**DIRECTIONS**
Filter the records below for the word "snippet". Copy each line that holds it.

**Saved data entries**
----------------
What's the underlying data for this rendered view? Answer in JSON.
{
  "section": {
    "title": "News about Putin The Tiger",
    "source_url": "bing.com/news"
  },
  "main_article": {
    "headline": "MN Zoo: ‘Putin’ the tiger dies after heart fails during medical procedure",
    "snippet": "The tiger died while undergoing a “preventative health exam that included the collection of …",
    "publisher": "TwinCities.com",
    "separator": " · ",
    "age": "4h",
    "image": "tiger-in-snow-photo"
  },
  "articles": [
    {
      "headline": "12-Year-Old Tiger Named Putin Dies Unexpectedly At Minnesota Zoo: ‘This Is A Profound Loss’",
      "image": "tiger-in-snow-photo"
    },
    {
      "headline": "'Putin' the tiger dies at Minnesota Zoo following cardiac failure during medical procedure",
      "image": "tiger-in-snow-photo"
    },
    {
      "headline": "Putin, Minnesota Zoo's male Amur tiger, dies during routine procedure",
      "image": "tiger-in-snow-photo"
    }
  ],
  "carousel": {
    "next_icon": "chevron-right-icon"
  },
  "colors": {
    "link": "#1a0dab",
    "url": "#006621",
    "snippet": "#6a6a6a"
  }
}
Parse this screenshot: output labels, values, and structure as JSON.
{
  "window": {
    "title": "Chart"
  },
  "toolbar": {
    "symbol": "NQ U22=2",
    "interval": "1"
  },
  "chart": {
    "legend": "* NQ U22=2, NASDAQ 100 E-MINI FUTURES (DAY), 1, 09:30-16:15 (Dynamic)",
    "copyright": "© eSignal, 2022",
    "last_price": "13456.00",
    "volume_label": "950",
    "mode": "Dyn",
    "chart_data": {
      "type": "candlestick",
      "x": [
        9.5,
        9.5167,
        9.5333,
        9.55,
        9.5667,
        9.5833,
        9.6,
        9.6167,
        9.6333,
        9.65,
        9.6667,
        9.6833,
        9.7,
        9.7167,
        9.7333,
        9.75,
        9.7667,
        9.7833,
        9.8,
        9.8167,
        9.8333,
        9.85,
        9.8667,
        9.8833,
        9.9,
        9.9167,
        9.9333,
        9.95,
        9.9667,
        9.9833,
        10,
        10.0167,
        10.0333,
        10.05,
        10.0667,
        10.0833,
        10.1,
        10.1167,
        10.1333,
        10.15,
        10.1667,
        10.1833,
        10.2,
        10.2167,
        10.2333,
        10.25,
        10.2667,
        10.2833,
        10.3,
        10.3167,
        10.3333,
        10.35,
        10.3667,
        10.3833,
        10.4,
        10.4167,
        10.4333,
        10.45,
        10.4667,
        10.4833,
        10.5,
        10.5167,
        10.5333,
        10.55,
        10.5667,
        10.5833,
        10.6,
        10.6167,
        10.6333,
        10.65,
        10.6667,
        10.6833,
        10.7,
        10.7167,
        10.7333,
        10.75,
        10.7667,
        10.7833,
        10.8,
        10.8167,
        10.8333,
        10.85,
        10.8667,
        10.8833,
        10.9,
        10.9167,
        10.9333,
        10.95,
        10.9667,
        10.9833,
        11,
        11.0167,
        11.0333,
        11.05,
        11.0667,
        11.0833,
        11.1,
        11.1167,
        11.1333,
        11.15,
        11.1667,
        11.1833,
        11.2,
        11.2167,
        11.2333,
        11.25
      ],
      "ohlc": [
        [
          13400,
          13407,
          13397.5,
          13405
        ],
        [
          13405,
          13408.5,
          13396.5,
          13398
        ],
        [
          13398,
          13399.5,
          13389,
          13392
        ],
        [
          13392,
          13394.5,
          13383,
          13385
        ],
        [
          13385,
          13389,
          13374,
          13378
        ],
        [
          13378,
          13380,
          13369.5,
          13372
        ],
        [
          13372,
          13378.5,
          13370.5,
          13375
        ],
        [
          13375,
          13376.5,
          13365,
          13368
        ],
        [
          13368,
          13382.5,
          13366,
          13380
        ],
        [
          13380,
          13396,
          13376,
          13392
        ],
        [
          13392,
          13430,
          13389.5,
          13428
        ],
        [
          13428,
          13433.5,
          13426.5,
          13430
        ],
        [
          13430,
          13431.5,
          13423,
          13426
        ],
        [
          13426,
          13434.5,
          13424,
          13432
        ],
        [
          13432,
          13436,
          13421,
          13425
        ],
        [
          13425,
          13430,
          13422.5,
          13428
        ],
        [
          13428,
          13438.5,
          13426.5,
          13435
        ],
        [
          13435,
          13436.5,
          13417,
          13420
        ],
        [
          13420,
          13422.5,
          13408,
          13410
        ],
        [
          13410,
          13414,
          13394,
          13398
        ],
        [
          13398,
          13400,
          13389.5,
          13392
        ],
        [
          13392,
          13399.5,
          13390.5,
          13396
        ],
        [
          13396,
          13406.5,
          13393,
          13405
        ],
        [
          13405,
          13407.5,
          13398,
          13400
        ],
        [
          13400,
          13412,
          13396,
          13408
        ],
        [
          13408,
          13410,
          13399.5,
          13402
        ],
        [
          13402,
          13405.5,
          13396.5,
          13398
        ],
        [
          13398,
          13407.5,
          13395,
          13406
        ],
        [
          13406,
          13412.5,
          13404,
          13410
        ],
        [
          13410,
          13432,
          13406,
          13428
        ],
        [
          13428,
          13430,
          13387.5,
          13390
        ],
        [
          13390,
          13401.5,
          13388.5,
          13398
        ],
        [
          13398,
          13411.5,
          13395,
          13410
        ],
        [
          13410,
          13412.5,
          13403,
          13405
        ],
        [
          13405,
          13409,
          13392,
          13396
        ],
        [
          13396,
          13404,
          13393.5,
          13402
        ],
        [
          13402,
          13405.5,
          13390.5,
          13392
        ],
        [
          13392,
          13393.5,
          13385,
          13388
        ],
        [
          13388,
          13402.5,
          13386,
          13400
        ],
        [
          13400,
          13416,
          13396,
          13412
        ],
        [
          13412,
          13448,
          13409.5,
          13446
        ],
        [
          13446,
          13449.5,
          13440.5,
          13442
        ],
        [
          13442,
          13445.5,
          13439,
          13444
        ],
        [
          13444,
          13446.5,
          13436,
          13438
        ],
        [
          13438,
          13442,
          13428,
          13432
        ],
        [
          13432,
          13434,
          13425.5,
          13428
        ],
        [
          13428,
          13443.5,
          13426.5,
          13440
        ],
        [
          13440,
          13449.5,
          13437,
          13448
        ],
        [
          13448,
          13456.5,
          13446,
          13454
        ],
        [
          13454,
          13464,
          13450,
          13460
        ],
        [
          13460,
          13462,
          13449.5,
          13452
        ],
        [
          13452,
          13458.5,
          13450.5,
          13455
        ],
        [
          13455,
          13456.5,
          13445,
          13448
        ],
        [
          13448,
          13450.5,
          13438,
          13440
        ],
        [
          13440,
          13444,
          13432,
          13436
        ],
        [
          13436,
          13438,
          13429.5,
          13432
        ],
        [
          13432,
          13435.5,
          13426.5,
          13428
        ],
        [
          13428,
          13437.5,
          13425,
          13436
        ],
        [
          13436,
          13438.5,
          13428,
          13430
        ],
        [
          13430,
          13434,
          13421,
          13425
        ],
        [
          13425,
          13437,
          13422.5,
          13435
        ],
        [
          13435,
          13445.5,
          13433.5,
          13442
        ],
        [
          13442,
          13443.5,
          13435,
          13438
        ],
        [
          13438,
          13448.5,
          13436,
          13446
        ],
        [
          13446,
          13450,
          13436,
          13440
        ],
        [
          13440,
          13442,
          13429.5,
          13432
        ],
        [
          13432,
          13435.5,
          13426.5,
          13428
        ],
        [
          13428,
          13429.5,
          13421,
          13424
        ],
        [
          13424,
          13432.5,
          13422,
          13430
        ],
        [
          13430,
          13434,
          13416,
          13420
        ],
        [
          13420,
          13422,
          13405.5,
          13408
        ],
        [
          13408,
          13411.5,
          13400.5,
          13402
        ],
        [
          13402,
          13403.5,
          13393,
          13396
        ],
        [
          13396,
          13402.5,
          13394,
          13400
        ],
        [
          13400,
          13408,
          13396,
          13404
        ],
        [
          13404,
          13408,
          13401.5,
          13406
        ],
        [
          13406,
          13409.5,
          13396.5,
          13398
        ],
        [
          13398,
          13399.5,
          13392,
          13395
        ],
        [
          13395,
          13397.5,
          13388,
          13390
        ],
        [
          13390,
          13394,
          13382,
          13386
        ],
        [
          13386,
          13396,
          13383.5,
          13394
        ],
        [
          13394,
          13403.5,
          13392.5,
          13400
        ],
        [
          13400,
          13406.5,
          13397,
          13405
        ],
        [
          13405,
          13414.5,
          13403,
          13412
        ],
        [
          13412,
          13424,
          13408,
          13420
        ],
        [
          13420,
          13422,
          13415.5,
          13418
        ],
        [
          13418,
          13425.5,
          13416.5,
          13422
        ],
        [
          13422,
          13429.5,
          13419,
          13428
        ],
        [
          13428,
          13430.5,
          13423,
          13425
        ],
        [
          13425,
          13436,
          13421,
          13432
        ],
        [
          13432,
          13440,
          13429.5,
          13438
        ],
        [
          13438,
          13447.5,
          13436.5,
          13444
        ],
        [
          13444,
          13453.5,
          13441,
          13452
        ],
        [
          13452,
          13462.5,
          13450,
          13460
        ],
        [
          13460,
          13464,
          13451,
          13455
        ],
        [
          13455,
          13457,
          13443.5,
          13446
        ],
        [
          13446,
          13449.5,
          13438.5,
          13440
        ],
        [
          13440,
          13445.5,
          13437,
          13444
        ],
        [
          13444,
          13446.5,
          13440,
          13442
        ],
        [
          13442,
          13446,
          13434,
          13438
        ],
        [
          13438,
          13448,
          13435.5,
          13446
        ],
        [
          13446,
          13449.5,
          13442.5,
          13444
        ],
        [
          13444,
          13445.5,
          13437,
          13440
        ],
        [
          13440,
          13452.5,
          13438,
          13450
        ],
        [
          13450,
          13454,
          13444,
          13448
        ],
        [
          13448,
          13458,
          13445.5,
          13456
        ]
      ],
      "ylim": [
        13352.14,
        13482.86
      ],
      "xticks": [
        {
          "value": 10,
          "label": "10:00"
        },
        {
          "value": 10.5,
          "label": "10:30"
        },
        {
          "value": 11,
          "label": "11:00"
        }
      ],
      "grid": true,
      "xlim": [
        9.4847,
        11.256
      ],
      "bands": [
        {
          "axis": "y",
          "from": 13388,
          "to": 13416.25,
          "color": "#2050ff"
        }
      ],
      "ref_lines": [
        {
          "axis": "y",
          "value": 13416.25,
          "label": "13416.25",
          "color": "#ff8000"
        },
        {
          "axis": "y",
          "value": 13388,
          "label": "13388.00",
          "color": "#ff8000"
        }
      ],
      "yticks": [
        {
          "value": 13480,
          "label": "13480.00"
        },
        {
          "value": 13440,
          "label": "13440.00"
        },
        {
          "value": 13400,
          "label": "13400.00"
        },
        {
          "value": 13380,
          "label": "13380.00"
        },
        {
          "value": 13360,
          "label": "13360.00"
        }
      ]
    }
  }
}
----------------
**IN RESPONSE**
    "snippet": "The tiger died while undergoing a “preventative health exam that included the collection of …",
    "snippet": "#6a6a6a"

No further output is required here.